GIVEN TASK — Locate all lines with the word "Dokument" and copy them out.

DATASET —
--- BEGIN ---
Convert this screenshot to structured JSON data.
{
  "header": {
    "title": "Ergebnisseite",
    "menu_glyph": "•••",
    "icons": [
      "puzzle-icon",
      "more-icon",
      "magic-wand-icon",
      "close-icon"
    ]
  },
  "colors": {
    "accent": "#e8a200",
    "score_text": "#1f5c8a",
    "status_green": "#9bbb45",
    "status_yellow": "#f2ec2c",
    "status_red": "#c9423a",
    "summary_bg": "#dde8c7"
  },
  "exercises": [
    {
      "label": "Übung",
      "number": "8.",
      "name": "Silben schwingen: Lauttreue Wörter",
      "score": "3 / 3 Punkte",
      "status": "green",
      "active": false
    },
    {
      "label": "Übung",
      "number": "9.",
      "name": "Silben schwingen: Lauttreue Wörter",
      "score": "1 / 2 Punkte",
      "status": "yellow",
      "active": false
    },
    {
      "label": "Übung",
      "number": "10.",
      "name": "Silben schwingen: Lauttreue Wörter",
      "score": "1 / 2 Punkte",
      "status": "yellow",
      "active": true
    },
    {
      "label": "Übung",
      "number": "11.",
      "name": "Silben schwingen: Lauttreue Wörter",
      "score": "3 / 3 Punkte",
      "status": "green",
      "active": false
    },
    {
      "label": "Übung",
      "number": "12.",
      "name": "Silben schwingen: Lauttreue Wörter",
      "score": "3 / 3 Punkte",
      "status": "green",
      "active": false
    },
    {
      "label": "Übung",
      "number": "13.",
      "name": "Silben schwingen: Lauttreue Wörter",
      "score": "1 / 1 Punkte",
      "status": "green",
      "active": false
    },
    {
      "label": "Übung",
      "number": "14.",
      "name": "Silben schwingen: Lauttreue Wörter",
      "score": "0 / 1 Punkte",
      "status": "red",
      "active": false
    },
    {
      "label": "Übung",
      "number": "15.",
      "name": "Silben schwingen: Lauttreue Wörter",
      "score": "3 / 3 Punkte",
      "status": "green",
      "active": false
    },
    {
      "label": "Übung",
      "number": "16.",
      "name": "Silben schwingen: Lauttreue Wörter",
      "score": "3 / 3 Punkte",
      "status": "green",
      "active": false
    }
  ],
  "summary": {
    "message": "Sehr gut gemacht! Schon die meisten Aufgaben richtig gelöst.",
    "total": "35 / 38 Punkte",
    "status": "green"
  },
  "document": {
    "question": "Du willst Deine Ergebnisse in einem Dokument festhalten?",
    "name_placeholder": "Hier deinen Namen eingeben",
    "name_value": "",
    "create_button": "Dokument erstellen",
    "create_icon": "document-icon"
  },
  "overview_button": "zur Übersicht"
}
--- END ---
CORRECT OUTPUT —
    "question": "Du willst Deine Ergebnisse in einem Dokument festhalten?",
    "create_button": "Dokument erstellen",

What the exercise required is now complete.